--- AIM ---
Copy the data word for word, keeping every line.

(Entries from a dataset)
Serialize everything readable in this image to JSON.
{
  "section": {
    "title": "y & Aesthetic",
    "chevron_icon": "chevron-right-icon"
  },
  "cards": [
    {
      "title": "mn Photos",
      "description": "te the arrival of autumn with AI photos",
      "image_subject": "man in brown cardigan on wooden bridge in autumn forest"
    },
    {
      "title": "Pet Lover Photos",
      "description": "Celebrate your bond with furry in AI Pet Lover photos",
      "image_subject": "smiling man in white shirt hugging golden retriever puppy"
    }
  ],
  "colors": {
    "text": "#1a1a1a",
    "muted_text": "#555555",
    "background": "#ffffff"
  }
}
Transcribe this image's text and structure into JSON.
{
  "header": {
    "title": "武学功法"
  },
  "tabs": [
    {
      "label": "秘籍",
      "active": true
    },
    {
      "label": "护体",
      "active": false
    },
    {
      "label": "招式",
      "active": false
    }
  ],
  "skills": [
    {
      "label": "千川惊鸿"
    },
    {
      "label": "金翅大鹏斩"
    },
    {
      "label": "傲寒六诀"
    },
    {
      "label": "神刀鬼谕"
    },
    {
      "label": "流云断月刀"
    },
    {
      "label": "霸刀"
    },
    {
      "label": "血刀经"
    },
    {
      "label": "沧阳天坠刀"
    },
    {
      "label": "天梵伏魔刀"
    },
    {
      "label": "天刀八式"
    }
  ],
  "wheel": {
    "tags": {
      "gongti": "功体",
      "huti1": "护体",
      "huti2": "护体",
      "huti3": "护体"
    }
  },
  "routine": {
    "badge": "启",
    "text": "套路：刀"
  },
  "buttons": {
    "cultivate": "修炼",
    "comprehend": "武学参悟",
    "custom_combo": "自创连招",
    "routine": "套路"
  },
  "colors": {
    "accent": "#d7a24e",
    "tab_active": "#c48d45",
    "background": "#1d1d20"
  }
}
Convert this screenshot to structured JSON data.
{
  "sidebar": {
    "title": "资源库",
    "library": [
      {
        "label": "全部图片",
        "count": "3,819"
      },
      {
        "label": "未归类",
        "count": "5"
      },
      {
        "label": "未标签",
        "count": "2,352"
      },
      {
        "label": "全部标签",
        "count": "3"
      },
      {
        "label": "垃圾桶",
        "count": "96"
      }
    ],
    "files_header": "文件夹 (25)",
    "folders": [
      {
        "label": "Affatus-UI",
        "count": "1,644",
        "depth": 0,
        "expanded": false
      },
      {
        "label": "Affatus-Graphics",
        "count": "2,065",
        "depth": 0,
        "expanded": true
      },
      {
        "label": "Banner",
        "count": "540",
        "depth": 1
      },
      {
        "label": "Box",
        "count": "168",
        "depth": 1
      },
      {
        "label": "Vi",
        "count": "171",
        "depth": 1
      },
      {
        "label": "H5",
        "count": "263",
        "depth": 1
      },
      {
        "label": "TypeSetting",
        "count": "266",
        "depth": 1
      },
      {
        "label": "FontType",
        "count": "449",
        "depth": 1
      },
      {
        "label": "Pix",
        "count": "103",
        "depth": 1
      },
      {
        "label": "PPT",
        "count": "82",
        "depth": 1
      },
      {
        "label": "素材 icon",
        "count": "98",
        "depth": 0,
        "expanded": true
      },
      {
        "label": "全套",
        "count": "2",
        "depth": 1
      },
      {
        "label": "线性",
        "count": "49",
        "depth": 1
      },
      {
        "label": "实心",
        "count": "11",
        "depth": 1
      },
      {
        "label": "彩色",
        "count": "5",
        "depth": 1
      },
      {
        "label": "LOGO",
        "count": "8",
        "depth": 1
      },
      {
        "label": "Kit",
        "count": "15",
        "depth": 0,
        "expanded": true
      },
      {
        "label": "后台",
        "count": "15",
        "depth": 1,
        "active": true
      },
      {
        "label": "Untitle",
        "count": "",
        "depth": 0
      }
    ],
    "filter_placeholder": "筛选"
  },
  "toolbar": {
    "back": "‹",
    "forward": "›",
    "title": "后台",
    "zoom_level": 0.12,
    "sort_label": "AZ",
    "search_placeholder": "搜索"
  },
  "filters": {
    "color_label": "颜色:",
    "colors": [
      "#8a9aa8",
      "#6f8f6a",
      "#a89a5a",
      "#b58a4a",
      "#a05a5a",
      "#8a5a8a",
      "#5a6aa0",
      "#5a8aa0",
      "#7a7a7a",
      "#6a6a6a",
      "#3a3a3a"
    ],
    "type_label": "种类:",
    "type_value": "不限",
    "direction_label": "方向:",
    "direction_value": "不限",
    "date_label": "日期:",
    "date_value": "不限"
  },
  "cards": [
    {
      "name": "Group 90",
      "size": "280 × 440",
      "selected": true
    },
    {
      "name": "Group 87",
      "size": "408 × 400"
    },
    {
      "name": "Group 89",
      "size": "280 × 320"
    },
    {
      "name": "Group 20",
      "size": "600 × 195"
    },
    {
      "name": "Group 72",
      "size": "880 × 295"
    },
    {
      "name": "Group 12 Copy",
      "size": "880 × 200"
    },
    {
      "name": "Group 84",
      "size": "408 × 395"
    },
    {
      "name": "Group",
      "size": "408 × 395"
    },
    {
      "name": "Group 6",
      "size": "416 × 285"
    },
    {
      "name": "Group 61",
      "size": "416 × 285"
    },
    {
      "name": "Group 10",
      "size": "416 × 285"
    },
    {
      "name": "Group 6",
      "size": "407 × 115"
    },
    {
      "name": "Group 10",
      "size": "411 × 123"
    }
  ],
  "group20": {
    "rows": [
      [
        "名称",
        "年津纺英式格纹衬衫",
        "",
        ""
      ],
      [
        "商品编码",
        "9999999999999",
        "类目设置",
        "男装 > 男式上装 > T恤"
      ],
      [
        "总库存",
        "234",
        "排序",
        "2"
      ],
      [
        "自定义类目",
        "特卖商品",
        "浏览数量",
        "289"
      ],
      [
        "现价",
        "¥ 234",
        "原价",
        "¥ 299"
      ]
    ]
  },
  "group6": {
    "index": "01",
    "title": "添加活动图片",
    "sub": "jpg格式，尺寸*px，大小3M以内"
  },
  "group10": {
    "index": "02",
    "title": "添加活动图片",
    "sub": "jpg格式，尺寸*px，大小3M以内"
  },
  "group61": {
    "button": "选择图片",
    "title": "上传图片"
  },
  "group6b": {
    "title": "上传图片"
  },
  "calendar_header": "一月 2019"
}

--- RESPONSE TO THIS EXERCISE ---
Serialize everything readable in this image to JSON.
{
  "section": {
    "title": "y & Aesthetic",
    "chevron_icon": "chevron-right-icon"
  },
  "cards": [
    {
      "title": "mn Photos",
      "description": "te the arrival of autumn with AI photos",
      "image_subject": "man in brown cardigan on wooden bridge in autumn forest"
    },
    {
      "title": "Pet Lover Photos",
      "description": "Celebrate your bond with furry in AI Pet Lover photos",
      "image_subject": "smiling man in white shirt hugging golden retriever puppy"
    }
  ],
  "colors": {
    "text": "#1a1a1a",
    "muted_text": "#555555",
    "background": "#ffffff"
  }
}
Transcribe this image's text and structure into JSON.
{
  "header": {
    "title": "武学功法"
  },
  "tabs": [
    {
      "label": "秘籍",
      "active": true
    },
    {
      "label": "护体",
      "active": false
    },
    {
      "label": "招式",
      "active": false
    }
  ],
  "skills": [
    {
      "label": "千川惊鸿"
    },
    {
      "label": "金翅大鹏斩"
    },
    {
      "label": "傲寒六诀"
    },
    {
      "label": "神刀鬼谕"
    },
    {
      "label": "流云断月刀"
    },
    {
      "label": "霸刀"
    },
    {
      "label": "血刀经"
    },
    {
      "label": "沧阳天坠刀"
    },
    {
      "label": "天梵伏魔刀"
    },
    {
      "label": "天刀八式"
    }
  ],
  "wheel": {
    "tags": {
      "gongti": "功体",
      "huti1": "护体",
      "huti2": "护体",
      "huti3": "护体"
    }
  },
  "routine": {
    "badge": "启",
    "text": "套路：刀"
  },
  "buttons": {
    "cultivate": "修炼",
    "comprehend": "武学参悟",
    "custom_combo": "自创连招",
    "routine": "套路"
  },
  "colors": {
    "accent": "#d7a24e",
    "tab_active": "#c48d45",
    "background": "#1d1d20"
  }
}
Convert this screenshot to structured JSON data.
{
  "sidebar": {
    "title": "资源库",
    "library": [
      {
        "label": "全部图片",
        "count": "3,819"
      },
      {
        "label": "未归类",
        "count": "5"
      },
      {
        "label": "未标签",
        "count": "2,352"
      },
      {
        "label": "全部标签",
        "count": "3"
      },
      {
        "label": "垃圾桶",
        "count": "96"
      }
    ],
    "files_header": "文件夹 (25)",
    "folders": [
      {
        "label": "Affatus-UI",
        "count": "1,644",
        "depth": 0,
        "expanded": false
      },
      {
        "label": "Affatus-Graphics",
        "count": "2,065",
        "depth": 0,
        "expanded": true
      },
      {
        "label": "Banner",
        "count": "540",
        "depth": 1
      },
      {
        "label": "Box",
        "count": "168",
        "depth": 1
      },
      {
        "label": "Vi",
        "count": "171",
        "depth": 1
      },
      {
        "label": "H5",
        "count": "263",
        "depth": 1
      },
      {
        "label": "TypeSetting",
        "count": "266",
        "depth": 1
      },
      {
        "label": "FontType",
        "count": "449",
        "depth": 1
      },
      {
        "label": "Pix",
        "count": "103",
        "depth": 1
      },
      {
        "label": "PPT",
        "count": "82",
        "depth": 1
      },
      {
        "label": "素材 icon",
        "count": "98",
        "depth": 0,
        "expanded": true
      },
      {
        "label": "全套",
        "count": "2",
        "depth": 1
      },
      {
        "label": "线性",
        "count": "49",
        "depth": 1
      },
      {
        "label": "实心",
        "count": "11",
        "depth": 1
      },
      {
        "label": "彩色",
        "count": "5",
        "depth": 1
      },
      {
        "label": "LOGO",
        "count": "8",
        "depth": 1
      },
      {
        "label": "Kit",
        "count": "15",
        "depth": 0,
        "expanded": true
      },
      {
        "label": "后台",
        "count": "15",
        "depth": 1,
        "active": true
      },
      {
        "label": "Untitle",
        "count": "",
        "depth": 0
      }
    ],
    "filter_placeholder": "筛选"
  },
  "toolbar": {
    "back": "‹",
    "forward": "›",
    "title": "后台",
    "zoom_level": 0.12,
    "sort_label": "AZ",
    "search_placeholder": "搜索"
  },
  "filters": {
    "color_label": "颜色:",
    "colors": [
      "#8a9aa8",
      "#6f8f6a",
      "#a89a5a",
      "#b58a4a",
      "#a05a5a",
      "#8a5a8a",
      "#5a6aa0",
      "#5a8aa0",
      "#7a7a7a",
      "#6a6a6a",
      "#3a3a3a"
    ],
    "type_label": "种类:",
    "type_value": "不限",
    "direction_label": "方向:",
    "direction_value": "不限",
    "date_label": "日期:",
    "date_value": "不限"
  },
  "cards": [
    {
      "name": "Group 90",
      "size": "280 × 440",
      "selected": true
    },
    {
      "name": "Group 87",
      "size": "408 × 400"
    },
    {
      "name": "Group 89",
      "size": "280 × 320"
    },
    {
      "name": "Group 20",
      "size": "600 × 195"
    },
    {
      "name": "Group 72",
      "size": "880 × 295"
    },
    {
      "name": "Group 12 Copy",
      "size": "880 × 200"
    },
    {
      "name": "Group 84",
      "size": "408 × 395"
    },
    {
      "name": "Group",
      "size": "408 × 395"
    },
    {
      "name": "Group 6",
      "size": "416 × 285"
    },
    {
      "name": "Group 61",
      "size": "416 × 285"
    },
    {
      "name": "Group 10",
      "size": "416 × 285"
    },
    {
      "name": "Group 6",
      "size": "407 × 115"
    },
    {
      "name": "Group 10",
      "size": "411 × 123"
    }
  ],
  "group20": {
    "rows": [
      [
        "名称",
        "年津纺英式格纹衬衫",
        "",
        ""
      ],
      [
        "商品编码",
        "9999999999999",
        "类目设置",
        "男装 > 男式上装 > T恤"
      ],
      [
        "总库存",
        "234",
        "排序",
        "2"
      ],
      [
        "自定义类目",
        "特卖商品",
        "浏览数量",
        "289"
      ],
      [
        "现价",
        "¥ 234",
        "原价",
        "¥ 299"
      ]
    ]
  },
  "group6": {
    "index": "01",
    "title": "添加活动图片",
    "sub": "jpg格式，尺寸*px，大小3M以内"
  },
  "group10": {
    "index": "02",
    "title": "添加活动图片",
    "sub": "jpg格式，尺寸*px，大小3M以内"
  },
  "group61": {
    "button": "选择图片",
    "title": "上传图片"
  },
  "group6b": {
    "title": "上传图片"
  },
  "calendar_header": "一月 2019"
}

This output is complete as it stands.